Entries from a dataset
# # # # # # #

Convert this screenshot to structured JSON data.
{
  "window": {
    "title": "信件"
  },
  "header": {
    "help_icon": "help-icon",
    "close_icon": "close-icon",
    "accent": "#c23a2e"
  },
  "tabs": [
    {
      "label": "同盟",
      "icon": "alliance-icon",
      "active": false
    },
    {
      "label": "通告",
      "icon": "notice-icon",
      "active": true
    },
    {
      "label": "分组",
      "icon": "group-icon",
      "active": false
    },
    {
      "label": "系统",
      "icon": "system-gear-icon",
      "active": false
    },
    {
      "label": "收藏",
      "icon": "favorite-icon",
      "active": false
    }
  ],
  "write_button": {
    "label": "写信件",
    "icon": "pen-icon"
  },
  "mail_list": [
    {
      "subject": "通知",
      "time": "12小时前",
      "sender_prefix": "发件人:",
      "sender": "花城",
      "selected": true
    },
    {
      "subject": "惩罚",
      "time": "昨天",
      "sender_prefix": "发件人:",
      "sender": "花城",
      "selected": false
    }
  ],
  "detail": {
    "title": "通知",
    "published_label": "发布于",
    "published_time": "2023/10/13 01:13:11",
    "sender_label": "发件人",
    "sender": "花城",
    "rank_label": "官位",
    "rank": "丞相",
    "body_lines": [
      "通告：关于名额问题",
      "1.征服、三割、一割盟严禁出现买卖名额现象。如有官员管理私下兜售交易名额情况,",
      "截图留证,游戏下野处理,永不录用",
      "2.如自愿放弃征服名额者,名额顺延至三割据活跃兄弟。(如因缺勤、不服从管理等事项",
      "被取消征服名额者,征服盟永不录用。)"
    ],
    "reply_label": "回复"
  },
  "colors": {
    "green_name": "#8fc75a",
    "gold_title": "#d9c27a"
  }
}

# # # # # # #

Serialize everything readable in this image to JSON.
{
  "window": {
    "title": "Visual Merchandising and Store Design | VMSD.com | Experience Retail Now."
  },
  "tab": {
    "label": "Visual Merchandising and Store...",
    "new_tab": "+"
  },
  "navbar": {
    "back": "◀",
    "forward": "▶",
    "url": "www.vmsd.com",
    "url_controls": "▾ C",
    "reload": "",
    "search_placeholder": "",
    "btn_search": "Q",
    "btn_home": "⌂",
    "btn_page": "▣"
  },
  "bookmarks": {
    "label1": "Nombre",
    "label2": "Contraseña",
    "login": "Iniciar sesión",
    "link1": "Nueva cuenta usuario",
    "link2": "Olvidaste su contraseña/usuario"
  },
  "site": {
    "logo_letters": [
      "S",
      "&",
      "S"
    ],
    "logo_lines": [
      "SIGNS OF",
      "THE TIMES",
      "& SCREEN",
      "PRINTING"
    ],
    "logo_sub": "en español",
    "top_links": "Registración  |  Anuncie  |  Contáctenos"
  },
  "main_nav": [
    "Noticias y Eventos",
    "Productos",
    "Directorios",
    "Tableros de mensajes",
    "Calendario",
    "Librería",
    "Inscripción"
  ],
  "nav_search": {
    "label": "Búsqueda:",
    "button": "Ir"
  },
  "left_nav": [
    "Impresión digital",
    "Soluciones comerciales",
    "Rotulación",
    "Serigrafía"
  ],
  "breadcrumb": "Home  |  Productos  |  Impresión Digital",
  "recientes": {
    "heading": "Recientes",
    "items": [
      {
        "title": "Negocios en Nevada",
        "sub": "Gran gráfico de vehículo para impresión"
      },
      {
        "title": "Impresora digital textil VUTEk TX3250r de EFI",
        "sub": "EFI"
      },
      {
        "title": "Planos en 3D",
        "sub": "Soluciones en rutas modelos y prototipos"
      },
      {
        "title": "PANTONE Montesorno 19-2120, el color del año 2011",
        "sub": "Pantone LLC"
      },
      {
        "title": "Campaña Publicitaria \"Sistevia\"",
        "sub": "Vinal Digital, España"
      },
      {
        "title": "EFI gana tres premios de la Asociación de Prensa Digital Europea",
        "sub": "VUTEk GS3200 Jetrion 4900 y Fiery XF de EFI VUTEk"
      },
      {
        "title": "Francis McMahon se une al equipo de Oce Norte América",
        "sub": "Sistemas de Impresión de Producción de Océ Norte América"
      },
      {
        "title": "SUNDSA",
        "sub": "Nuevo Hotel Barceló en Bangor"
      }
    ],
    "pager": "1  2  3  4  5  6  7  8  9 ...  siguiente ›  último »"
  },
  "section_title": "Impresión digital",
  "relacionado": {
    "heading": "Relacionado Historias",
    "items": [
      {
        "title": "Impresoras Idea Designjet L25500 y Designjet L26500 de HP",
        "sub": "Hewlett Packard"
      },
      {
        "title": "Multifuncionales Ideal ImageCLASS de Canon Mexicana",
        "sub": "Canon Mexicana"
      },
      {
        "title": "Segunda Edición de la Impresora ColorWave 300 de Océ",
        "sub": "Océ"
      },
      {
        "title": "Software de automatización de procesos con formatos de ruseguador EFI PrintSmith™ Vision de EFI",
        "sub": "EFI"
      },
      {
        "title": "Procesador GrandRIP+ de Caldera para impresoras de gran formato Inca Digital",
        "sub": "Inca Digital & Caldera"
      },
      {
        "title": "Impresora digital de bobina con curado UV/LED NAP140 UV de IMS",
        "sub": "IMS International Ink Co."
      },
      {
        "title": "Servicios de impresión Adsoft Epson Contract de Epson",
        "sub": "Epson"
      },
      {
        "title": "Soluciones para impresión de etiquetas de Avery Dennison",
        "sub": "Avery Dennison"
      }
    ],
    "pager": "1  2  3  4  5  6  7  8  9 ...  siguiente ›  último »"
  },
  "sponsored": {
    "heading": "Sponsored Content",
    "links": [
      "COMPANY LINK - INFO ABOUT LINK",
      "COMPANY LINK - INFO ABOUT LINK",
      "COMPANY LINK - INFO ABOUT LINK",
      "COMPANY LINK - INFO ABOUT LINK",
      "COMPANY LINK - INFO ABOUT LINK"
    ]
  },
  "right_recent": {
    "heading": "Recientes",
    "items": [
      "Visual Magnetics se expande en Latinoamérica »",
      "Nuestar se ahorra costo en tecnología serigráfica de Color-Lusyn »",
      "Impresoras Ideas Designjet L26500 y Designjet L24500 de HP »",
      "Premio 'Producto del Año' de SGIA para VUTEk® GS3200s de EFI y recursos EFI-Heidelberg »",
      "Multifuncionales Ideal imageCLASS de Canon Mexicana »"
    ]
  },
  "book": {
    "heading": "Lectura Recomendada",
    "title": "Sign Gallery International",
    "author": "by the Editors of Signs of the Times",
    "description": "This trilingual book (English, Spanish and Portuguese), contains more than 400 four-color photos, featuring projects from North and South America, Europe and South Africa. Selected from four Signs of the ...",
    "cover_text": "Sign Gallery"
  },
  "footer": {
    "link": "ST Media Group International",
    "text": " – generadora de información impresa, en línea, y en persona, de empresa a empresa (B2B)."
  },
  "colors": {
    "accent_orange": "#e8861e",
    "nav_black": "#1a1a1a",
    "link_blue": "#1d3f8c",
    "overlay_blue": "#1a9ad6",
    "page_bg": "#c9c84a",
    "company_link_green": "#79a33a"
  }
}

# # # # # # #

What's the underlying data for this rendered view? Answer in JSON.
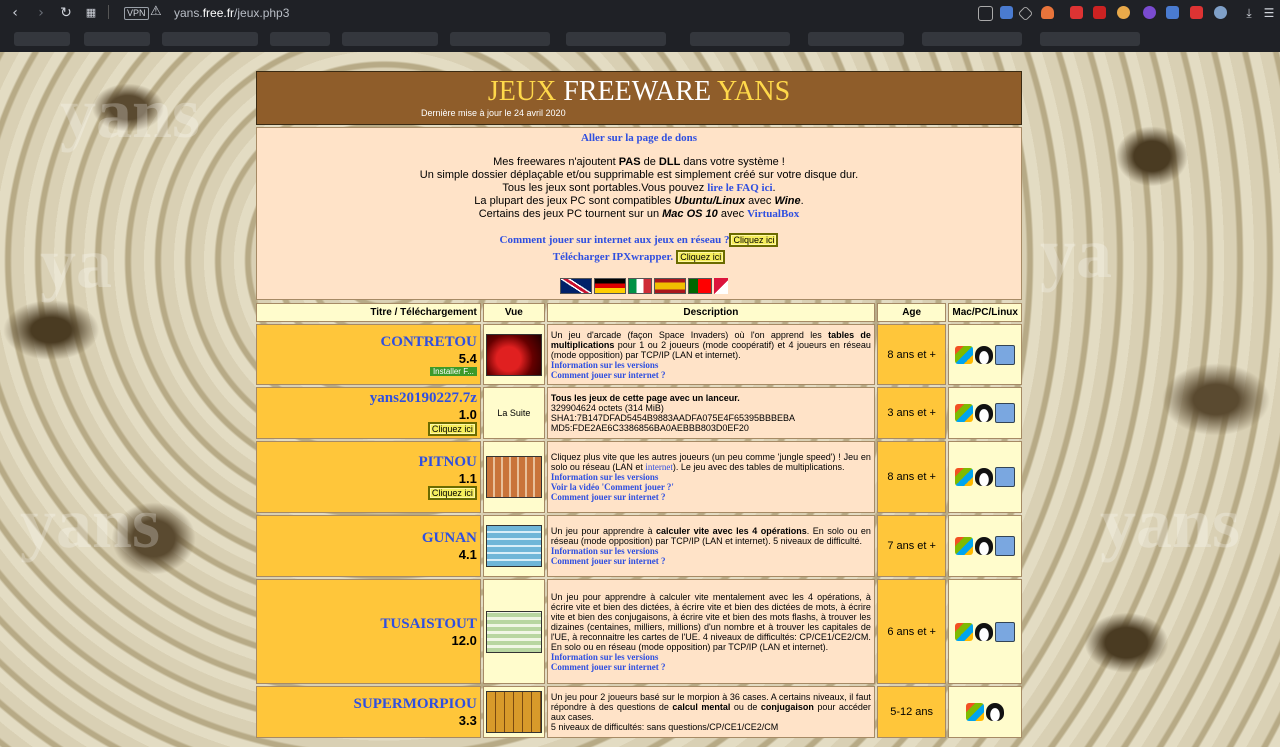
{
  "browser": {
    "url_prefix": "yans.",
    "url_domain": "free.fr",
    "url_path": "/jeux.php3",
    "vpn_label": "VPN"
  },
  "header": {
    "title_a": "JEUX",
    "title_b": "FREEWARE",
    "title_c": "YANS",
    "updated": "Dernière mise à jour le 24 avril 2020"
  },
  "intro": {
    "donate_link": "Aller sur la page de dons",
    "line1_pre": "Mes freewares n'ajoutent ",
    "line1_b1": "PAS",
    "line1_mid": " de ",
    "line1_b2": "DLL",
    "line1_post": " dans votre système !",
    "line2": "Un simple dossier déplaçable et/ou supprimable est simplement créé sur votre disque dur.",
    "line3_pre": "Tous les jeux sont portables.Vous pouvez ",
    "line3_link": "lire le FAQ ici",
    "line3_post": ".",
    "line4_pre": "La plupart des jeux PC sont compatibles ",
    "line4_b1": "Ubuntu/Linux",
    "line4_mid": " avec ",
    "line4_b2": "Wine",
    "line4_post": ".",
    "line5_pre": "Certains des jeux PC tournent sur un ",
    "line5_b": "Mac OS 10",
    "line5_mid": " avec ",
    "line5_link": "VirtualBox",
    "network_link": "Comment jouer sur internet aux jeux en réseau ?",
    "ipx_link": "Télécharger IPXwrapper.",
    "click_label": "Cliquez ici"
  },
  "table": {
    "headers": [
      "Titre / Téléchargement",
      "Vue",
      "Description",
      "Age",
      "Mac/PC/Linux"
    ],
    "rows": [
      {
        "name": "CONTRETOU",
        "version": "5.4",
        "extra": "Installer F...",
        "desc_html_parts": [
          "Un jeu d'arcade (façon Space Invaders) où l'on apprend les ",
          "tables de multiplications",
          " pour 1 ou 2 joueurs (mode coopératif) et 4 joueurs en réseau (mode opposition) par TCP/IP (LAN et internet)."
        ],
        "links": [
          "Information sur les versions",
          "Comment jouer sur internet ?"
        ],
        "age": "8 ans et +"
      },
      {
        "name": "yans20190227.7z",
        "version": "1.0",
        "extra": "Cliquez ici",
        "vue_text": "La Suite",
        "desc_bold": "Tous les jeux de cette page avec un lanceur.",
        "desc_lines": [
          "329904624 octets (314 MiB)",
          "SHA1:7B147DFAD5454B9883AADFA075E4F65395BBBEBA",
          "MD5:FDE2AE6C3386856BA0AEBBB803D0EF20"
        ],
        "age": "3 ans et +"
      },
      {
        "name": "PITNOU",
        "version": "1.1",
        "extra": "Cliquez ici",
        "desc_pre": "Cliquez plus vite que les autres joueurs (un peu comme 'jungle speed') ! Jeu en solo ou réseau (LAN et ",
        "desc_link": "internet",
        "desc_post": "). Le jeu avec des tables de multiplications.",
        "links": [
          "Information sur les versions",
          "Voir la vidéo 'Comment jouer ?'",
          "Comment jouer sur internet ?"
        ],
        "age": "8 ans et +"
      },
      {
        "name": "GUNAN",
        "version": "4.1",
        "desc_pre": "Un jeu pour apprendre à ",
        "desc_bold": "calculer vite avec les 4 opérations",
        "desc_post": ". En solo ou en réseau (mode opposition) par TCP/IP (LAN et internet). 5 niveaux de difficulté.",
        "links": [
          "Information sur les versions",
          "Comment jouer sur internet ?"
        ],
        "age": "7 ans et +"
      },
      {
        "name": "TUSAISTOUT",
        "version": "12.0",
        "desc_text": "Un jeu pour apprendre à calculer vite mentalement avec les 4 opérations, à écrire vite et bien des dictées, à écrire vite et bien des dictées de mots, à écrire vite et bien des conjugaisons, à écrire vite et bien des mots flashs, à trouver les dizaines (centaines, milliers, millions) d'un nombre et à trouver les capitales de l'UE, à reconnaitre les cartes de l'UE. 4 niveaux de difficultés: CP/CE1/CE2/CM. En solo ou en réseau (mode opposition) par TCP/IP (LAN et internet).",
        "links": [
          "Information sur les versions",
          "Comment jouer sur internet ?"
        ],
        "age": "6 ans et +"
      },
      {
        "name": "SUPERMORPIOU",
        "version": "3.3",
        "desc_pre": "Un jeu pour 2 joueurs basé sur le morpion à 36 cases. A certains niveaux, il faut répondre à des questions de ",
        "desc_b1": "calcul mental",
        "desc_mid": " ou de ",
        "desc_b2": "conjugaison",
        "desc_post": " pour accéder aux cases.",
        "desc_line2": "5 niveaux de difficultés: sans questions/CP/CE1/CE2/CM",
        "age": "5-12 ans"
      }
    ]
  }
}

# # # # # # #

▶ **Problem**: Read the entries and show each line that mentions "Epson".

▶ **Right answer**:
        "title": "Servicios de impresión Adsoft Epson Contract de Epson",
        "sub": "Epson"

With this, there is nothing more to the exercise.